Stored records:
____________

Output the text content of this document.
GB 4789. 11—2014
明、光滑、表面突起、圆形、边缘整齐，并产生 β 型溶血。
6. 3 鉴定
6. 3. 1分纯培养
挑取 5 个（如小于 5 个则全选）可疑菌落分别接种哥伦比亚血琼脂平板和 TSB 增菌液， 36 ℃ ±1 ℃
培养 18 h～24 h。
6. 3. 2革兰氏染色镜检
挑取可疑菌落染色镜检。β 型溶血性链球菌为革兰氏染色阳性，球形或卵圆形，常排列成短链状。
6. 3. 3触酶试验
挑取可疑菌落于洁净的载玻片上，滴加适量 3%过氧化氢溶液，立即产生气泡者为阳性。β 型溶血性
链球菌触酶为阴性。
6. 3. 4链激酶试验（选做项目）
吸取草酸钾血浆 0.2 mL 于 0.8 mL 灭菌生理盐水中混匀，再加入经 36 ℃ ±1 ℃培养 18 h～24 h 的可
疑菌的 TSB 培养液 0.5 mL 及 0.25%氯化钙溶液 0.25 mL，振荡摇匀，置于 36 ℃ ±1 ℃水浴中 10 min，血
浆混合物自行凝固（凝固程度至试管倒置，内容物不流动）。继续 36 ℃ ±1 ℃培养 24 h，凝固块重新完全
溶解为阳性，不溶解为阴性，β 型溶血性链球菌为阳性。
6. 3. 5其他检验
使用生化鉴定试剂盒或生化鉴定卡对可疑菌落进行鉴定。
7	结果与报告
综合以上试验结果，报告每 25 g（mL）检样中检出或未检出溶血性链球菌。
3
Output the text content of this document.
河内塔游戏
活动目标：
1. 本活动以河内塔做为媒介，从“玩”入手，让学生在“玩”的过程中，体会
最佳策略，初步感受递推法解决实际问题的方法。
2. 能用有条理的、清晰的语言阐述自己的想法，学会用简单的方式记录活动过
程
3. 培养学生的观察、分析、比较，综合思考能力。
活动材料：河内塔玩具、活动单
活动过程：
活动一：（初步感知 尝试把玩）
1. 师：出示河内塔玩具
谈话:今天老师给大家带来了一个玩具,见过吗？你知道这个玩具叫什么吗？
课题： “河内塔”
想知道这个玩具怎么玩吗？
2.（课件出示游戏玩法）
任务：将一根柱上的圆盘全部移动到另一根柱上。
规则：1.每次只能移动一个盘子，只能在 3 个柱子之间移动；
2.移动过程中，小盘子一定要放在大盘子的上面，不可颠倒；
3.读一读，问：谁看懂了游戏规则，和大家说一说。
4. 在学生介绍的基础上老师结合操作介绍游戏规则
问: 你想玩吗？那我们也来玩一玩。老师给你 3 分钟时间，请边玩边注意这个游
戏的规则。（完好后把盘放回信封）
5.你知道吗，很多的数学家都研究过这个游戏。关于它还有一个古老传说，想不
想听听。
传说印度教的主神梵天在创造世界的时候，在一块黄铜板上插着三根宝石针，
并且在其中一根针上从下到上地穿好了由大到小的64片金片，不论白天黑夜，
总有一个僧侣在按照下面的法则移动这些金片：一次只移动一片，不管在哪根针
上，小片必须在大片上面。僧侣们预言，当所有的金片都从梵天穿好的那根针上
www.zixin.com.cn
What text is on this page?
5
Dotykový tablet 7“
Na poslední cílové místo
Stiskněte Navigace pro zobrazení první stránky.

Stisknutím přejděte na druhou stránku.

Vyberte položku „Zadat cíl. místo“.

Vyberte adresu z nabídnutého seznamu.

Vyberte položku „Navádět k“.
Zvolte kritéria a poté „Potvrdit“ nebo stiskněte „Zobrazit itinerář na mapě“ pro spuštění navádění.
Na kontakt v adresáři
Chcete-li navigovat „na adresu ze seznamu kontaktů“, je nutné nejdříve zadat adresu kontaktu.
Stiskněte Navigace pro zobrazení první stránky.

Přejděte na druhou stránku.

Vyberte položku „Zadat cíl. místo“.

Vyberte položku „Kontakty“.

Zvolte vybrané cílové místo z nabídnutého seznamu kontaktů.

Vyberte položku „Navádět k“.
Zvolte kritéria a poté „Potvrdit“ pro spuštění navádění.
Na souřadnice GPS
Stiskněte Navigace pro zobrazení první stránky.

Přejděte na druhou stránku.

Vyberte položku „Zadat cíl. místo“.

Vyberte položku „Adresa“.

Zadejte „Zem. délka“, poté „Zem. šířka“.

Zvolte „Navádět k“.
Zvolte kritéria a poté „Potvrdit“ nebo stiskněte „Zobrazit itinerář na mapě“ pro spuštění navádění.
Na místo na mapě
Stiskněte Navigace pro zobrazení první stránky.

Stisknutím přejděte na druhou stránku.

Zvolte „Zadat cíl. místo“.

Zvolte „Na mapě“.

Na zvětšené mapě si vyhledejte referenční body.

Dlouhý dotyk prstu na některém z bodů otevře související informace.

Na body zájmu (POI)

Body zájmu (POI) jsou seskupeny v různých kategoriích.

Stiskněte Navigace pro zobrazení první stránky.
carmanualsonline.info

____________

§ **What to work on**
Filter the records above and return every line that holds the word "cílové".

§ **Finished exercise**
Na poslední cílové místo
Zvolte vybrané cílové místo z nabídnutého seznamu kontaktů.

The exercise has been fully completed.